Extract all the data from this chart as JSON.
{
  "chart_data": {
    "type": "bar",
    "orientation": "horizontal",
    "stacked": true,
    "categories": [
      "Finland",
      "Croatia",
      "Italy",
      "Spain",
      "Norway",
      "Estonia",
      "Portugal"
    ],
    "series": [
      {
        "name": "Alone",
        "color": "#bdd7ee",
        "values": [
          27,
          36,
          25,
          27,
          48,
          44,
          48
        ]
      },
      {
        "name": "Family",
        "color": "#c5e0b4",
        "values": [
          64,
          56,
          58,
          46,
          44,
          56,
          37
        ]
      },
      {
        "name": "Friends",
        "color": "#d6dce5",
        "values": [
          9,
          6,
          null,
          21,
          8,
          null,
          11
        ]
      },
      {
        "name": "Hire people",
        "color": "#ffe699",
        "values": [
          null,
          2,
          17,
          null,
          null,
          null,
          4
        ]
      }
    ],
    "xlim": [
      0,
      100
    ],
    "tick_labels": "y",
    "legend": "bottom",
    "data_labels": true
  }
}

TASK OBJECTIVE:
Write the whole listing out again. Keep every line exactly as it is.

FINAL RESULT:
Extract all the data from this chart as JSON.
{
  "chart_data": {
    "type": "bar",
    "orientation": "horizontal",
    "stacked": true,
    "categories": [
      "Finland",
      "Croatia",
      "Italy",
      "Spain",
      "Norway",
      "Estonia",
      "Portugal"
    ],
    "series": [
      {
        "name": "Alone",
        "color": "#bdd7ee",
        "values": [
          27,
          36,
          25,
          27,
          48,
          44,
          48
        ]
      },
      {
        "name": "Family",
        "color": "#c5e0b4",
        "values": [
          64,
          56,
          58,
          46,
          44,
          56,
          37
        ]
      },
      {
        "name": "Friends",
        "color": "#d6dce5",
        "values": [
          9,
          6,
          null,
          21,
          8,
          null,
          11
        ]
      },
      {
        "name": "Hire people",
        "color": "#ffe699",
        "values": [
          null,
          2,
          17,
          null,
          null,
          null,
          4
        ]
      }
    ],
    "xlim": [
      0,
      100
    ],
    "tick_labels": "y",
    "legend": "bottom",
    "data_labels": true
  }
}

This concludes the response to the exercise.